Gather from the listing below each line that includes the word "StayWell", and copy it.

**THE RECORDS**
## start

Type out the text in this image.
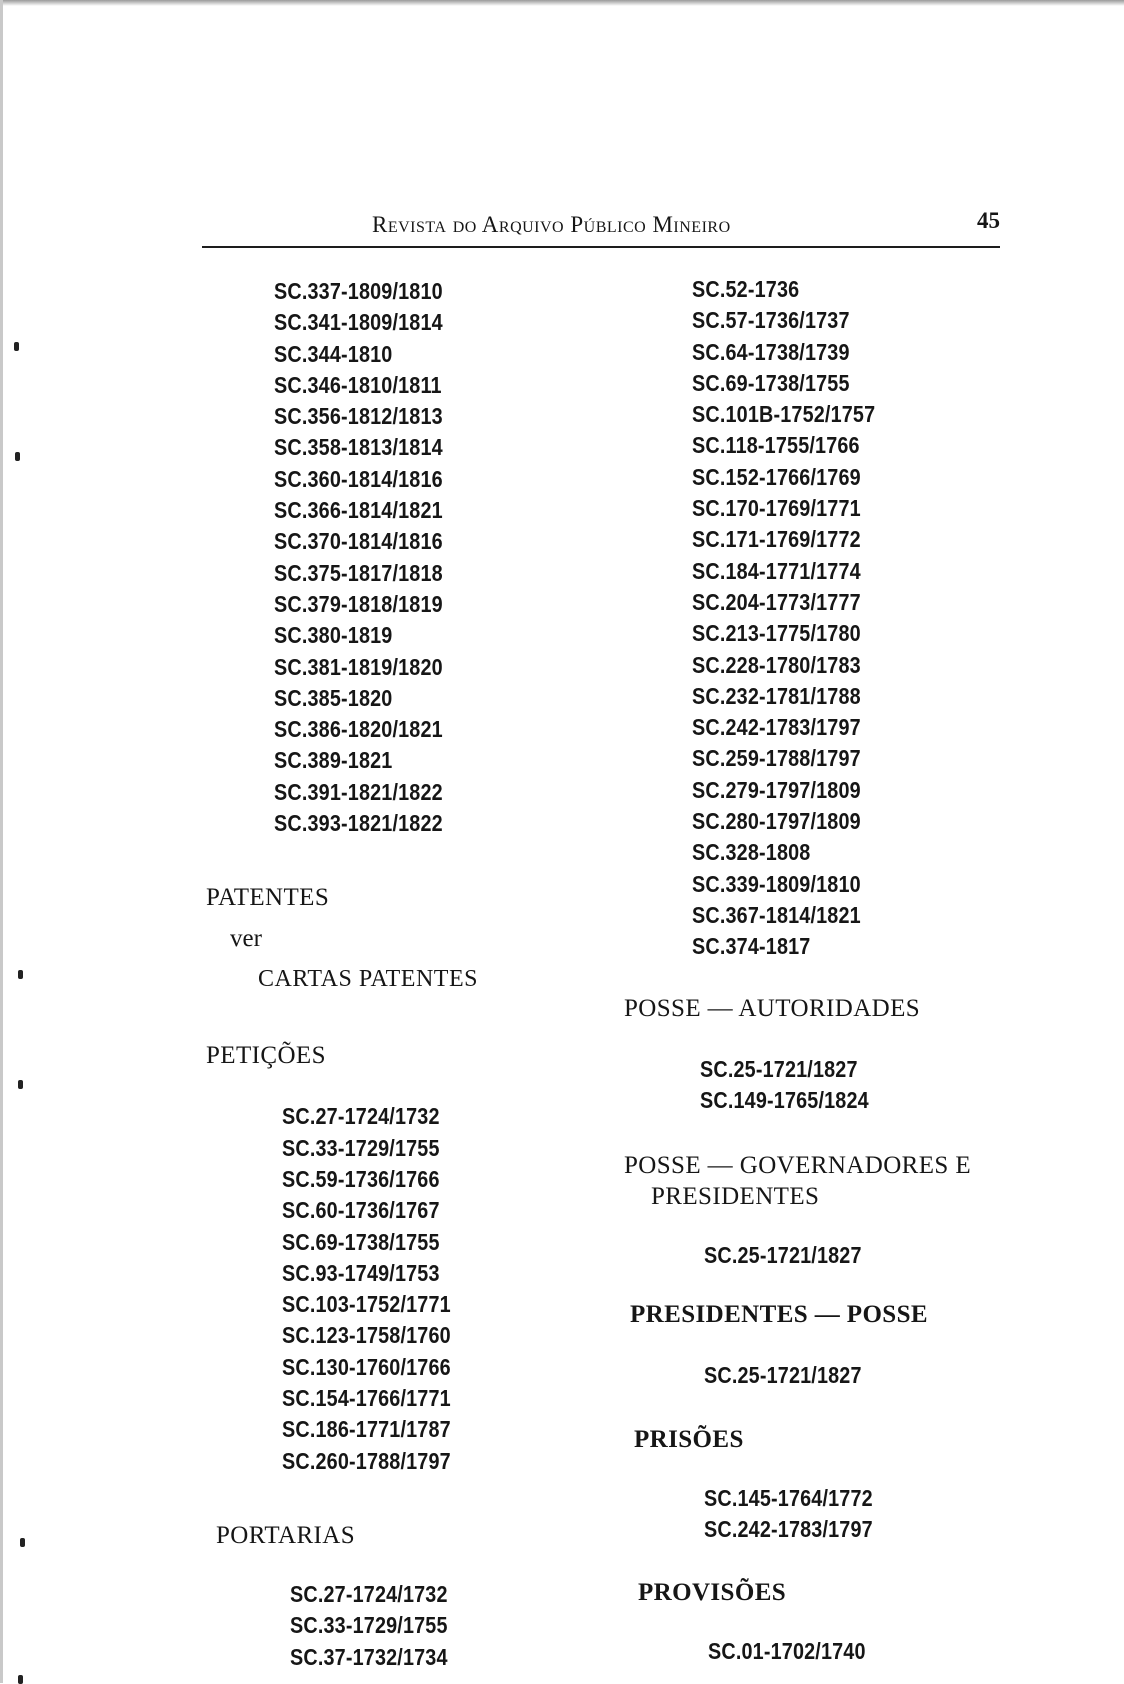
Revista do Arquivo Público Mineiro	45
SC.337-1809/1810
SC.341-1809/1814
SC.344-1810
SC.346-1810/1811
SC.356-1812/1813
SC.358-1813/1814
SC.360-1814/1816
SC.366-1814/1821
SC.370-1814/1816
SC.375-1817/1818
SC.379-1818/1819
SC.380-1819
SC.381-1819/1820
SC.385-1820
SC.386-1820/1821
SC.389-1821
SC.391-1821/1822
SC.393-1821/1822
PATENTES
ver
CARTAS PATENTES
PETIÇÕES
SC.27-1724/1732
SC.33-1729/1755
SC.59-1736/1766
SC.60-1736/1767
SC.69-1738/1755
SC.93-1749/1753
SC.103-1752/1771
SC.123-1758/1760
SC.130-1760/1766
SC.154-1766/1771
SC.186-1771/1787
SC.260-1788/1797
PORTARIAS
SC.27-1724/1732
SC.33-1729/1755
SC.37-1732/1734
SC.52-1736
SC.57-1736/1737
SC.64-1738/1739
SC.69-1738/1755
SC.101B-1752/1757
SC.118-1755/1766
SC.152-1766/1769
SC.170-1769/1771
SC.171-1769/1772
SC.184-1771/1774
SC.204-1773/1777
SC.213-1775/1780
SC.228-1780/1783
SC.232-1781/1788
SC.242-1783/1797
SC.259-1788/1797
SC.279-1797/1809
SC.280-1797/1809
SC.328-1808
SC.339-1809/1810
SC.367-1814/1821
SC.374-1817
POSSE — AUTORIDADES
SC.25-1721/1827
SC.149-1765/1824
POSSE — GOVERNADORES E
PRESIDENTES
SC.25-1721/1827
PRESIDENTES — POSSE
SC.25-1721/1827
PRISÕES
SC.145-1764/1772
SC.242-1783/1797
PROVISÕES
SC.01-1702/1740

## end
## start

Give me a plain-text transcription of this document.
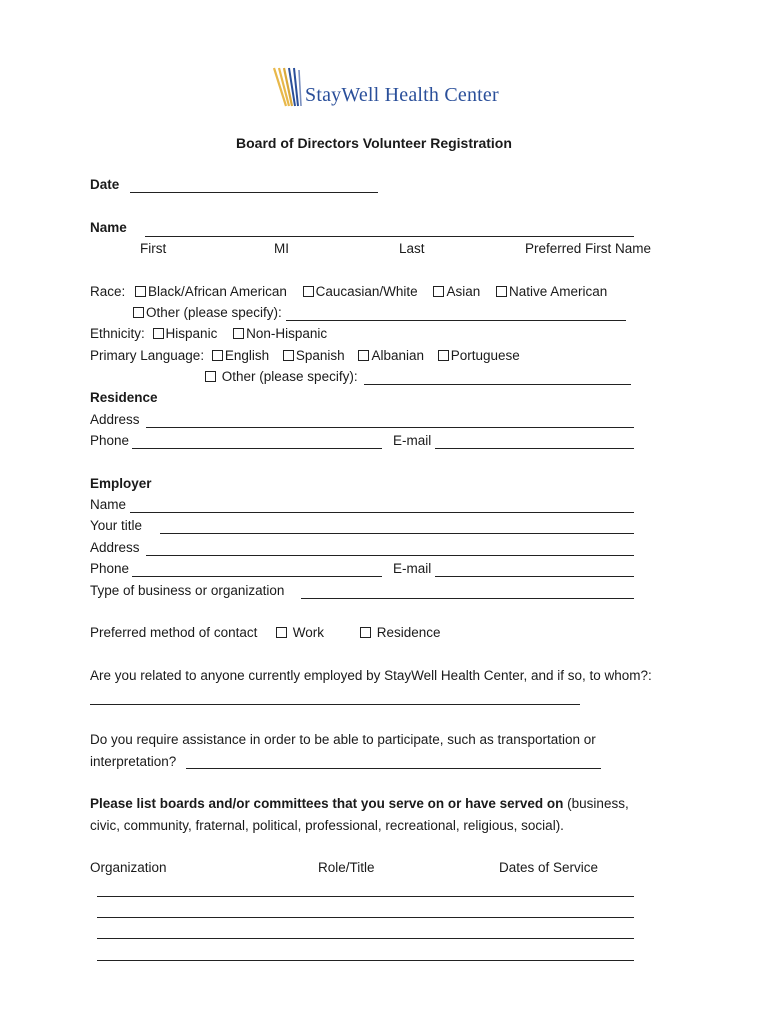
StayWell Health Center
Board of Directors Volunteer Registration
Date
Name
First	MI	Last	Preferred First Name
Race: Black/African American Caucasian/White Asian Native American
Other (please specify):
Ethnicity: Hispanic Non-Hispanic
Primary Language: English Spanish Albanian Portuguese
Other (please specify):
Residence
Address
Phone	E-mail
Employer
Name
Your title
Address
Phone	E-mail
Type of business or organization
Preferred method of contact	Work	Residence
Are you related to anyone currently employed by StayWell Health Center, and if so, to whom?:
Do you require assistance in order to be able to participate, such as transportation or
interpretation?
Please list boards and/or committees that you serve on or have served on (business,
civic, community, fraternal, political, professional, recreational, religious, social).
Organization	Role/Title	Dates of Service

## end

**RESPONSE TO THIS TASK**
StayWell Health Center
Are you related to anyone currently employed by StayWell Health Center, and if so, to whom?:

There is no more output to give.